--- Begin Recorded data ---

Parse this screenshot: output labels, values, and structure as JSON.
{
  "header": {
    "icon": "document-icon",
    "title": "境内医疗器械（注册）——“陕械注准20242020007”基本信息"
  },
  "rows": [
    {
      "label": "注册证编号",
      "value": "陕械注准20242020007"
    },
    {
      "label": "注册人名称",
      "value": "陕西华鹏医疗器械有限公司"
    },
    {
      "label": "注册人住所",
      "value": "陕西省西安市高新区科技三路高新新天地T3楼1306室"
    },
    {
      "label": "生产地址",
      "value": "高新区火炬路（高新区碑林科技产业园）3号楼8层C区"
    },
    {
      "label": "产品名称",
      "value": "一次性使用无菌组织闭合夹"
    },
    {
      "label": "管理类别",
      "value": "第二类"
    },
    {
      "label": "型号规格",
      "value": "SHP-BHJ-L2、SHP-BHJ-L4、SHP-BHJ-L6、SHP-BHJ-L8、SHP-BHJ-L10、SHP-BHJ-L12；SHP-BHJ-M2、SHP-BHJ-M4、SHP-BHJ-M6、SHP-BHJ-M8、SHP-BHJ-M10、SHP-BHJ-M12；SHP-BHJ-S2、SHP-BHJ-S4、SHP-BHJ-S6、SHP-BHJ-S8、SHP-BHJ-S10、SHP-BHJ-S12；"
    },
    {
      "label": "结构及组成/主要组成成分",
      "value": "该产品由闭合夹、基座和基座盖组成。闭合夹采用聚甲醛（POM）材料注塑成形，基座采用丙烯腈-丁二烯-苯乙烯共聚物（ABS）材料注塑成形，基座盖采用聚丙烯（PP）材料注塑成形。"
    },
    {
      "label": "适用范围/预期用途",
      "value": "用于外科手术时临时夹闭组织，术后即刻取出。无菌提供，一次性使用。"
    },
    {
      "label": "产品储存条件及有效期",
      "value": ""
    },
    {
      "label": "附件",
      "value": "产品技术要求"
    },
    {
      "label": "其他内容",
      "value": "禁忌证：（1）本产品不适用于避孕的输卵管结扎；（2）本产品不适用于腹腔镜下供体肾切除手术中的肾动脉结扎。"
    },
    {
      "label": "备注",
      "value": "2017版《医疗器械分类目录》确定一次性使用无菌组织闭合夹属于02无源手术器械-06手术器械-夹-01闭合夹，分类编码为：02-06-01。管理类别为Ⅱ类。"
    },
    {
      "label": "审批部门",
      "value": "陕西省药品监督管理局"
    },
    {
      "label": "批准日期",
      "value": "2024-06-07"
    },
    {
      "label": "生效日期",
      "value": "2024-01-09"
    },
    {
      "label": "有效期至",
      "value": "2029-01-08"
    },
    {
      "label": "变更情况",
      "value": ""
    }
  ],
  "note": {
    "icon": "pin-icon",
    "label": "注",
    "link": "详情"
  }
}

--- End Recorded data ---

(Set problem): Please reproduce each record precisely as written.

(Completed task):
Parse this screenshot: output labels, values, and structure as JSON.
{
  "header": {
    "icon": "document-icon",
    "title": "境内医疗器械（注册）——“陕械注准20242020007”基本信息"
  },
  "rows": [
    {
      "label": "注册证编号",
      "value": "陕械注准20242020007"
    },
    {
      "label": "注册人名称",
      "value": "陕西华鹏医疗器械有限公司"
    },
    {
      "label": "注册人住所",
      "value": "陕西省西安市高新区科技三路高新新天地T3楼1306室"
    },
    {
      "label": "生产地址",
      "value": "高新区火炬路（高新区碑林科技产业园）3号楼8层C区"
    },
    {
      "label": "产品名称",
      "value": "一次性使用无菌组织闭合夹"
    },
    {
      "label": "管理类别",
      "value": "第二类"
    },
    {
      "label": "型号规格",
      "value": "SHP-BHJ-L2、SHP-BHJ-L4、SHP-BHJ-L6、SHP-BHJ-L8、SHP-BHJ-L10、SHP-BHJ-L12；SHP-BHJ-M2、SHP-BHJ-M4、SHP-BHJ-M6、SHP-BHJ-M8、SHP-BHJ-M10、SHP-BHJ-M12；SHP-BHJ-S2、SHP-BHJ-S4、SHP-BHJ-S6、SHP-BHJ-S8、SHP-BHJ-S10、SHP-BHJ-S12；"
    },
    {
      "label": "结构及组成/主要组成成分",
      "value": "该产品由闭合夹、基座和基座盖组成。闭合夹采用聚甲醛（POM）材料注塑成形，基座采用丙烯腈-丁二烯-苯乙烯共聚物（ABS）材料注塑成形，基座盖采用聚丙烯（PP）材料注塑成形。"
    },
    {
      "label": "适用范围/预期用途",
      "value": "用于外科手术时临时夹闭组织，术后即刻取出。无菌提供，一次性使用。"
    },
    {
      "label": "产品储存条件及有效期",
      "value": ""
    },
    {
      "label": "附件",
      "value": "产品技术要求"
    },
    {
      "label": "其他内容",
      "value": "禁忌证：（1）本产品不适用于避孕的输卵管结扎；（2）本产品不适用于腹腔镜下供体肾切除手术中的肾动脉结扎。"
    },
    {
      "label": "备注",
      "value": "2017版《医疗器械分类目录》确定一次性使用无菌组织闭合夹属于02无源手术器械-06手术器械-夹-01闭合夹，分类编码为：02-06-01。管理类别为Ⅱ类。"
    },
    {
      "label": "审批部门",
      "value": "陕西省药品监督管理局"
    },
    {
      "label": "批准日期",
      "value": "2024-06-07"
    },
    {
      "label": "生效日期",
      "value": "2024-01-09"
    },
    {
      "label": "有效期至",
      "value": "2029-01-08"
    },
    {
      "label": "变更情况",
      "value": ""
    }
  ],
  "note": {
    "icon": "pin-icon",
    "label": "注",
    "link": "详情"
  }
}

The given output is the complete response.